SET TASK: Repeat the lines from the one with "Give bounding boxes" to the one with "row-label-knowledge: Необходимые знания: [55, 113, 203, 593]", swapping "Уровень квалификации" for "Уровень подготовки" and keeping everything else the same.

+++

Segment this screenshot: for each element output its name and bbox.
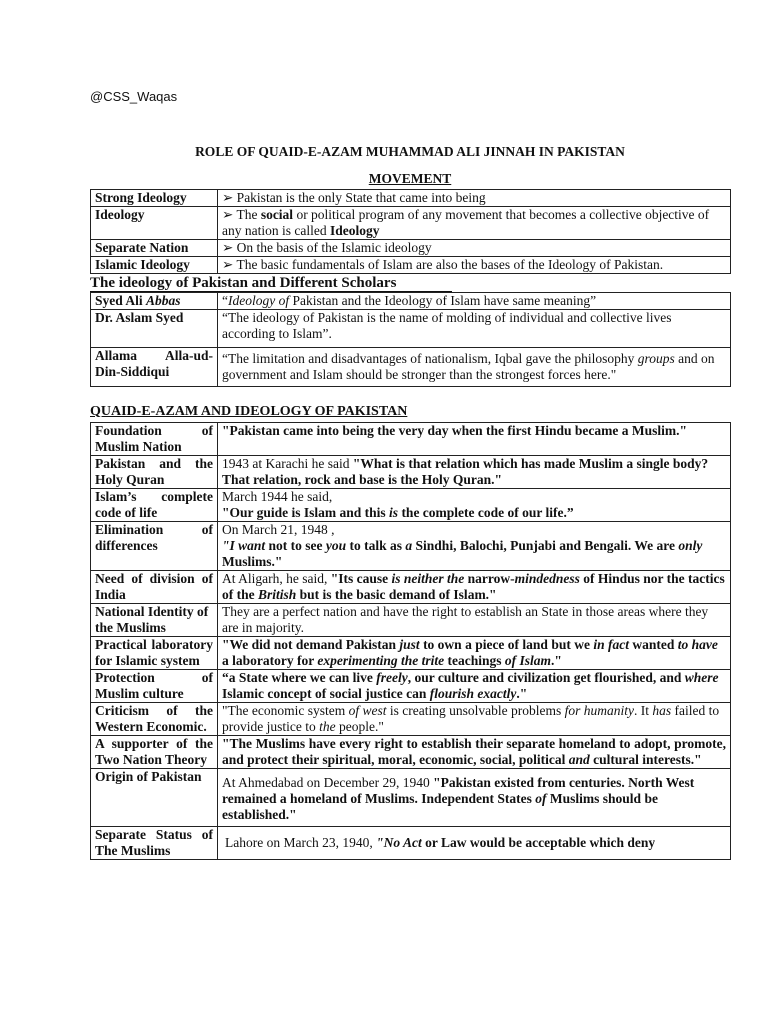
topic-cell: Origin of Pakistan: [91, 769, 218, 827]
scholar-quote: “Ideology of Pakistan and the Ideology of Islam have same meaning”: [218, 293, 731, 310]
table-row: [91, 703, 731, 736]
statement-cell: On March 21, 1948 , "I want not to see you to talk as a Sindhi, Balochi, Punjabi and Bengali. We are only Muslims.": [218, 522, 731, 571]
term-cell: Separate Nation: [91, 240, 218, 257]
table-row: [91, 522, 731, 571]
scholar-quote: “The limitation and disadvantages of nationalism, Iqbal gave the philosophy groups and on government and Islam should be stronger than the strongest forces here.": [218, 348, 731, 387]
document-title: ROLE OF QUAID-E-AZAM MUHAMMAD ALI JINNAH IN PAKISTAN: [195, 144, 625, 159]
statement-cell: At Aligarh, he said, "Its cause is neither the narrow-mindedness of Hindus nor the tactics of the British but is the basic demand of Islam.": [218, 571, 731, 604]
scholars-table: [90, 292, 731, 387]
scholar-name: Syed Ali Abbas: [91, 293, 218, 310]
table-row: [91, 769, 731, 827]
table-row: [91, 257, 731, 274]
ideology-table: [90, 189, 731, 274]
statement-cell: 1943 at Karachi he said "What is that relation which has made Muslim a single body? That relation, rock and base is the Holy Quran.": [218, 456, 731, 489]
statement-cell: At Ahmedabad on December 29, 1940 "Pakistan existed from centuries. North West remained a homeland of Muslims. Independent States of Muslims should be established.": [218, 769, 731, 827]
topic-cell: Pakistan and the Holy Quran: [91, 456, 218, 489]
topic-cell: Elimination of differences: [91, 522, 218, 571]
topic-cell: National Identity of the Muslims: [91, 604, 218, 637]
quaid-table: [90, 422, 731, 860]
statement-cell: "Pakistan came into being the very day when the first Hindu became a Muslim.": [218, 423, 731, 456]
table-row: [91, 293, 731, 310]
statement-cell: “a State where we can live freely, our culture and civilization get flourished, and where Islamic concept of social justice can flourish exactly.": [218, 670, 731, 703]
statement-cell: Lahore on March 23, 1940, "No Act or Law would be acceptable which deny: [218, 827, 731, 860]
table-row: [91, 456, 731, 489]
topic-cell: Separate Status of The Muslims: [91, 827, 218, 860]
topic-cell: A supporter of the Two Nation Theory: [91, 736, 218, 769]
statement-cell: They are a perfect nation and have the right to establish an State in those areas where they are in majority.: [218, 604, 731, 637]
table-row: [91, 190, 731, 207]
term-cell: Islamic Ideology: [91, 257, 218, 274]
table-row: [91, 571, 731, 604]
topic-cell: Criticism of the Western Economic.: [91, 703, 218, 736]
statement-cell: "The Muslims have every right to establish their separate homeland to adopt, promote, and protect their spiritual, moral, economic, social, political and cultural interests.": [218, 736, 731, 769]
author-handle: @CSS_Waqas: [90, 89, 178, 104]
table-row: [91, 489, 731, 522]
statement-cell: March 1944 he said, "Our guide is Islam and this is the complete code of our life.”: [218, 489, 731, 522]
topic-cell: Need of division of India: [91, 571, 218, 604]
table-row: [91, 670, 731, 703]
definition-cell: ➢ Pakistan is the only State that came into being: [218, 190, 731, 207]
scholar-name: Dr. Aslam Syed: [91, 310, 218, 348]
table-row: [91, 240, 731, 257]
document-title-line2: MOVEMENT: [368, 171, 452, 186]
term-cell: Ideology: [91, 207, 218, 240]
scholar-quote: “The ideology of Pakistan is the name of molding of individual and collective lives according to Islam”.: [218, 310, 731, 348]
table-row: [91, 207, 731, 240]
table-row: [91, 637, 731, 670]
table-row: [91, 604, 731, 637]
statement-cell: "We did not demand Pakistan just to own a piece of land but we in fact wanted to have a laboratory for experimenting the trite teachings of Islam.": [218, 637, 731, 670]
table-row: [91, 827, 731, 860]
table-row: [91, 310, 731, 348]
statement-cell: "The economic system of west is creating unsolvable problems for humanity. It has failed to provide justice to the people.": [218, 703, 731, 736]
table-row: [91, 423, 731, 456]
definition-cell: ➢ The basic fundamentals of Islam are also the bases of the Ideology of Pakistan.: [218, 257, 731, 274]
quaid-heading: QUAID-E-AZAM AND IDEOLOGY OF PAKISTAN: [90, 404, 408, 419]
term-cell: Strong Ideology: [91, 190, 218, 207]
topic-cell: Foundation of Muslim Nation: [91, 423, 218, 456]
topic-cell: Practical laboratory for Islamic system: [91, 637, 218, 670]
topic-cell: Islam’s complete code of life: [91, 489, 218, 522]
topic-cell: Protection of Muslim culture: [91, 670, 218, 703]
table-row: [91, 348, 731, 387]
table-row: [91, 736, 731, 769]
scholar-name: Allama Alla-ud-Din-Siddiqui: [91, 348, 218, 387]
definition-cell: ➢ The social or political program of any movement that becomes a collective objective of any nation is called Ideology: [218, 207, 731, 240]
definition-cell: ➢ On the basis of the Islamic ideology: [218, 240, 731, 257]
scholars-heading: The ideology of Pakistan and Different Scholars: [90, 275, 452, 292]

+++

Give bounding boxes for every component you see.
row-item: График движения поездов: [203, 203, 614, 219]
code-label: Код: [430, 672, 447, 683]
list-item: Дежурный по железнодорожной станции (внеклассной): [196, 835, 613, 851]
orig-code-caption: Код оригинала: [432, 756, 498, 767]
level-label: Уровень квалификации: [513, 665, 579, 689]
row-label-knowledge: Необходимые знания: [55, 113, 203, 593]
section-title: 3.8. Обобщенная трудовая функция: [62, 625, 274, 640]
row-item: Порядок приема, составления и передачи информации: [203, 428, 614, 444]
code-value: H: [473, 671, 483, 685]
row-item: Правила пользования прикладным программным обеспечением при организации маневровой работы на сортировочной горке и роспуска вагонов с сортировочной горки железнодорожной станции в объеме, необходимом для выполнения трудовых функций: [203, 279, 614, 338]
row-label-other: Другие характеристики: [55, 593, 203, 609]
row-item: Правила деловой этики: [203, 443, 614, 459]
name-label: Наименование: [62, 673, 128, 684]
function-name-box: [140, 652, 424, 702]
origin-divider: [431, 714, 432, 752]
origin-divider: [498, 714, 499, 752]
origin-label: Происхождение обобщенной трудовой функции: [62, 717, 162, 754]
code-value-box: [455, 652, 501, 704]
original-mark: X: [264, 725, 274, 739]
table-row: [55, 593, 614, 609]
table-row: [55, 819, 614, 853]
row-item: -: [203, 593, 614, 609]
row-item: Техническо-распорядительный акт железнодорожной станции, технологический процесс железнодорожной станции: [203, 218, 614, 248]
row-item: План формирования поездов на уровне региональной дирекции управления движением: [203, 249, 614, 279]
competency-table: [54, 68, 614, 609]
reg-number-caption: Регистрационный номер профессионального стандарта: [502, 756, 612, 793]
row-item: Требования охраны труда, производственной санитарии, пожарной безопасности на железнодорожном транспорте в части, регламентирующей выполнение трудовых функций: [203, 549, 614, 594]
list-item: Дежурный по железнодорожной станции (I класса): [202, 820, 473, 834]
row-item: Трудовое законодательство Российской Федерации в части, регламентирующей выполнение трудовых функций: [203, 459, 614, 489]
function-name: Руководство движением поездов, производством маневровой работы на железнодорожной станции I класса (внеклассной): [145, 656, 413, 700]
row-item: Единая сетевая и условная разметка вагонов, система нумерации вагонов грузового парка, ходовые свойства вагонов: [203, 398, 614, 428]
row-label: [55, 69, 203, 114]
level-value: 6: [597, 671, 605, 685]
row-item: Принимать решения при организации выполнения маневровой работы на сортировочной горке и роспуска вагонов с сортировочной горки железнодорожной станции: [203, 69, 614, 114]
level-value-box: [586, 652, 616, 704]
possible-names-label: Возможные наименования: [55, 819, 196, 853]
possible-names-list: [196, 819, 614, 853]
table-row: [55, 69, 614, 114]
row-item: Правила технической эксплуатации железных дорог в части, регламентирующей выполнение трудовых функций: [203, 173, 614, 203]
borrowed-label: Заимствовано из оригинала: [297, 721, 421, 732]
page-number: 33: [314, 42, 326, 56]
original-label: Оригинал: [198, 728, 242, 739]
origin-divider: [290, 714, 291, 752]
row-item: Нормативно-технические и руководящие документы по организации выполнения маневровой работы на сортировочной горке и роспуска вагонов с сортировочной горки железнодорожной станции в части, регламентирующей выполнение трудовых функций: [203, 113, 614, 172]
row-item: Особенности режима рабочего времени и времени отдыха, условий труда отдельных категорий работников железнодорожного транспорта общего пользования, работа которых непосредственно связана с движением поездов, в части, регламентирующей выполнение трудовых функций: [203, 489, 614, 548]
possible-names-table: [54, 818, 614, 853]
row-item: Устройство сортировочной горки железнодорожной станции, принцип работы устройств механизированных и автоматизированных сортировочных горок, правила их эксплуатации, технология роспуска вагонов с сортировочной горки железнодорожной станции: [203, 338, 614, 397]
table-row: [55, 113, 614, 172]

+++

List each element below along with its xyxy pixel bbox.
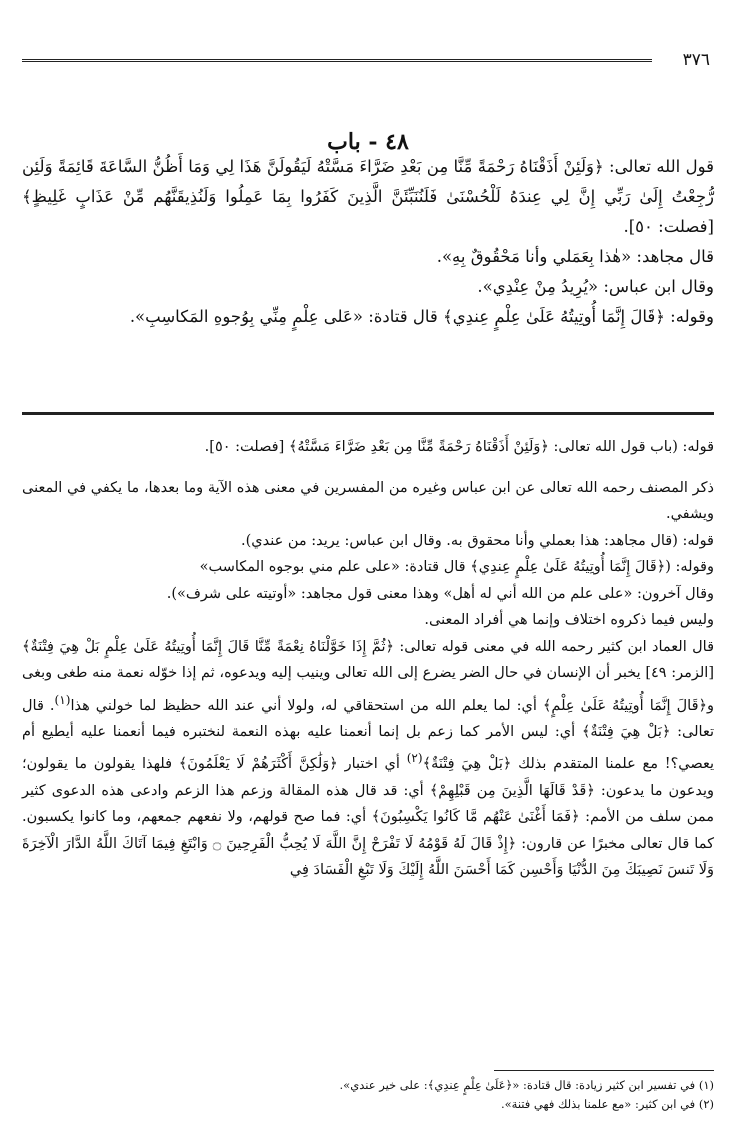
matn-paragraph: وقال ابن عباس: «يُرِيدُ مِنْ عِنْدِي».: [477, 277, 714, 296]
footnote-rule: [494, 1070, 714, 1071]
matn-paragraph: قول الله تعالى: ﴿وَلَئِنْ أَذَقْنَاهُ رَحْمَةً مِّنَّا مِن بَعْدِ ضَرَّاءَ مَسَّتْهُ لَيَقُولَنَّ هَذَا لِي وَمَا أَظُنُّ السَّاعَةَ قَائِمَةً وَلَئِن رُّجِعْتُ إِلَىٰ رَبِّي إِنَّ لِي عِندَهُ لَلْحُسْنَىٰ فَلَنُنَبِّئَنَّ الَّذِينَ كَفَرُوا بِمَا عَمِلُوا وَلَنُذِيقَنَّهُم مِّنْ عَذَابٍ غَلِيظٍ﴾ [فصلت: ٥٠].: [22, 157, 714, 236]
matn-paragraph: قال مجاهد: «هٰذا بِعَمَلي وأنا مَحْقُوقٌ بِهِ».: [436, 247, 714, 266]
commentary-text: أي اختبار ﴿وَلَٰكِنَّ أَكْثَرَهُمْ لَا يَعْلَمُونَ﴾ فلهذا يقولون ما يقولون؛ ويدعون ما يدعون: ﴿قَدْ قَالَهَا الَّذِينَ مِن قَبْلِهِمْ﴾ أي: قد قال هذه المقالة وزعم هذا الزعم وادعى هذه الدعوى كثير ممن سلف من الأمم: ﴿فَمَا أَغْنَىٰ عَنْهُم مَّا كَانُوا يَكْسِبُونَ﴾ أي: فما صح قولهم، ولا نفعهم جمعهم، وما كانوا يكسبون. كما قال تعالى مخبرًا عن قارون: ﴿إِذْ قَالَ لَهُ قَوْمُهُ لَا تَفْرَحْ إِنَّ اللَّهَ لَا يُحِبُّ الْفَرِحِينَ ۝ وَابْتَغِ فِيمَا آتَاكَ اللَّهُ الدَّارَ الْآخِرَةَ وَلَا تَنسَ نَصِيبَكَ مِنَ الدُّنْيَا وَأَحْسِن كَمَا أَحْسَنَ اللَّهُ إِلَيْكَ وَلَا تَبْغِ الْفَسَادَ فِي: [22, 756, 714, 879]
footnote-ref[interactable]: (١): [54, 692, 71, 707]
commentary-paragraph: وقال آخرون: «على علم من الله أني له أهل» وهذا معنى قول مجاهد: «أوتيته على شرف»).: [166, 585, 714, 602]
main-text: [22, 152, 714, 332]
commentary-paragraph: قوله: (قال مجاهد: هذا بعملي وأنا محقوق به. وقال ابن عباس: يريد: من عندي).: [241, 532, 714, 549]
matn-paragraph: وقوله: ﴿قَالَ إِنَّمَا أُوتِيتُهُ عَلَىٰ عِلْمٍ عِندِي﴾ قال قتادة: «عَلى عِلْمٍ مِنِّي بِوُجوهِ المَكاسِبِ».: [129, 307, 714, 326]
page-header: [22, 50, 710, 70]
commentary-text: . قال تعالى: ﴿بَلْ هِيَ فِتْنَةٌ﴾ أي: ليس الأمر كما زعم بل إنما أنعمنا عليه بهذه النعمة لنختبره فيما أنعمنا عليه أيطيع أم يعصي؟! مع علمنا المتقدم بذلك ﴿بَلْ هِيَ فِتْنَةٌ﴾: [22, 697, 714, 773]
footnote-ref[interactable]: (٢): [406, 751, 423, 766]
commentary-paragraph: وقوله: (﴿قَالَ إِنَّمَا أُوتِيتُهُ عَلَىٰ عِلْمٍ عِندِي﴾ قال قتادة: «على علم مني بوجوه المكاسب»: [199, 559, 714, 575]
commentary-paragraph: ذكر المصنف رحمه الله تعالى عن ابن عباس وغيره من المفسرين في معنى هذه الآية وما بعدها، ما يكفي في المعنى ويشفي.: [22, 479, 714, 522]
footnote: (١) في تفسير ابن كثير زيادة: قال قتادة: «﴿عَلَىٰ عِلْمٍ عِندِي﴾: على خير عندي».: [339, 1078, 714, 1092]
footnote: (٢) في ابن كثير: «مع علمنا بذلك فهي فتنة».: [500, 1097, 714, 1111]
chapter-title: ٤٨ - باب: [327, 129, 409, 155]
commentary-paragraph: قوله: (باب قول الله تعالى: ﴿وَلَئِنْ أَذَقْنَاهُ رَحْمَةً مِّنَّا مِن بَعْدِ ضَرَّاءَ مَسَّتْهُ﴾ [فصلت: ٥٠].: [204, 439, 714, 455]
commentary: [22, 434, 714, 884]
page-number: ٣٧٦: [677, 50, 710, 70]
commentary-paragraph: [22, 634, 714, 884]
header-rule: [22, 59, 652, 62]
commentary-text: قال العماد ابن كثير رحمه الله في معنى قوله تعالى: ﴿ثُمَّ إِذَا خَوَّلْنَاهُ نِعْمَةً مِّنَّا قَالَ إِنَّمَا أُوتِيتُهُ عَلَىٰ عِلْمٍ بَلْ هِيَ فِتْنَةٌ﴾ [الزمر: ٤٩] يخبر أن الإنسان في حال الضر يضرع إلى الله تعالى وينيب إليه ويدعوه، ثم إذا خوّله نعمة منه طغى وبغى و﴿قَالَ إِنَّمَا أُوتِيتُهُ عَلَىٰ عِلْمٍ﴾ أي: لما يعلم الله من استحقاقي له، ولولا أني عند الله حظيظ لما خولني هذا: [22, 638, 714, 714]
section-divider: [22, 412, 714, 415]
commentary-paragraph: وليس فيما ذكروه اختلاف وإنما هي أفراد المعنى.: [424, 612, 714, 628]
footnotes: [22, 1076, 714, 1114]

+++

TASK SOLUTION:
Give bounding boxes for every component you see.
row-item: График движения поездов: [203, 203, 614, 219]
code-label: Код: [430, 672, 447, 683]
list-item: Дежурный по железнодорожной станции (внеклассной): [196, 835, 613, 851]
orig-code-caption: Код оригинала: [432, 756, 498, 767]
level-label: Уровень подготовки: [513, 665, 579, 689]
row-label-knowledge: Необходимые знания: [55, 113, 203, 593]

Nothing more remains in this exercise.